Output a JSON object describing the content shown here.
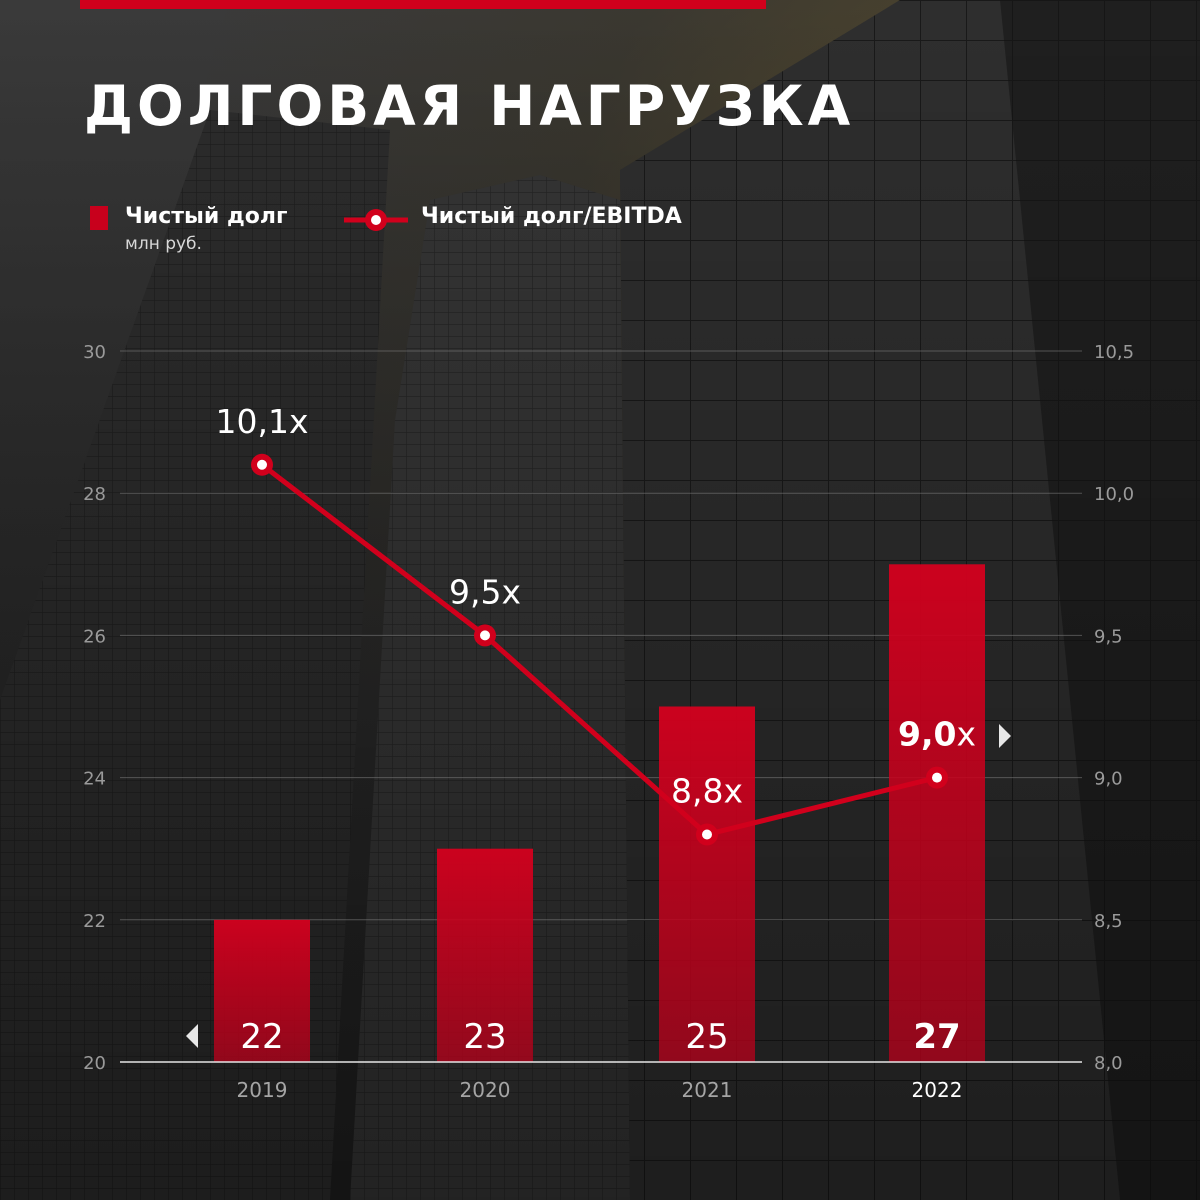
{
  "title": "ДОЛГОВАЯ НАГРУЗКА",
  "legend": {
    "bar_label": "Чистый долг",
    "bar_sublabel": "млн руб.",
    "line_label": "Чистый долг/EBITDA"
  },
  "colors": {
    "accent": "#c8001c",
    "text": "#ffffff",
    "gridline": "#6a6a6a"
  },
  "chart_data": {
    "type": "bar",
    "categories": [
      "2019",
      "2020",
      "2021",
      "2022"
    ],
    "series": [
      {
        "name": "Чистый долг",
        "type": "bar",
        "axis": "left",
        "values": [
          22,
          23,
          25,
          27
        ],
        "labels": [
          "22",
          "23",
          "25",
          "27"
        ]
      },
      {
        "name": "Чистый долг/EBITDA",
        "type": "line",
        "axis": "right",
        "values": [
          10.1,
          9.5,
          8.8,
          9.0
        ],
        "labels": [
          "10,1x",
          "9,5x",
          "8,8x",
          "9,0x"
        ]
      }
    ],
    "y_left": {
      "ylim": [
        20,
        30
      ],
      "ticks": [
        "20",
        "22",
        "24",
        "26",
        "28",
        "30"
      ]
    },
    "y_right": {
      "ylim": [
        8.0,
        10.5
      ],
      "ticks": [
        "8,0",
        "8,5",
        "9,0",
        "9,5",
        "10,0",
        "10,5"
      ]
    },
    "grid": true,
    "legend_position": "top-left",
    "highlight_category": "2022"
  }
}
====
## The exercise:
Can you restate all the records above word for word while dropping the pictures?

## Task output:
Output a JSON object describing the content shown here.
{
  "title": "ДОЛГОВАЯ НАГРУЗКА",
  "legend": {
    "bar_label": "Чистый долг",
    "bar_sublabel": "млн руб.",
    "line_label": "Чистый долг/EBITDA"
  },
  "colors": {
    "accent": "#c8001c",
    "text": "#ffffff",
    "gridline": "#6a6a6a"
  },
  "chart_data": {
    "type": "bar",
    "categories": [
      "2019",
      "2020",
      "2021",
      "2022"
    ],
    "series": [
      {
        "name": "Чистый долг",
        "type": "bar",
        "axis": "left",
        "values": [
          22,
          23,
          25,
          27
        ],
        "labels": [
          "22",
          "23",
          "25",
          "27"
        ]
      },
      {
        "name": "Чистый долг/EBITDA",
        "type": "line",
        "axis": "right",
        "values": [
          10.1,
          9.5,
          8.8,
          9.0
        ],
        "labels": [
          "10,1x",
          "9,5x",
          "8,8x",
          "9,0x"
        ]
      }
    ],
    "y_left": {
      "ylim": [
        20,
        30
      ],
      "ticks": [
        "20",
        "22",
        "24",
        "26",
        "28",
        "30"
      ]
    },
    "y_right": {
      "ylim": [
        8.0,
        10.5
      ],
      "ticks": [
        "8,0",
        "8,5",
        "9,0",
        "9,5",
        "10,0",
        "10,5"
      ]
    },
    "grid": true,
    "legend_position": "top-left",
    "highlight_category": "2022"
  }
}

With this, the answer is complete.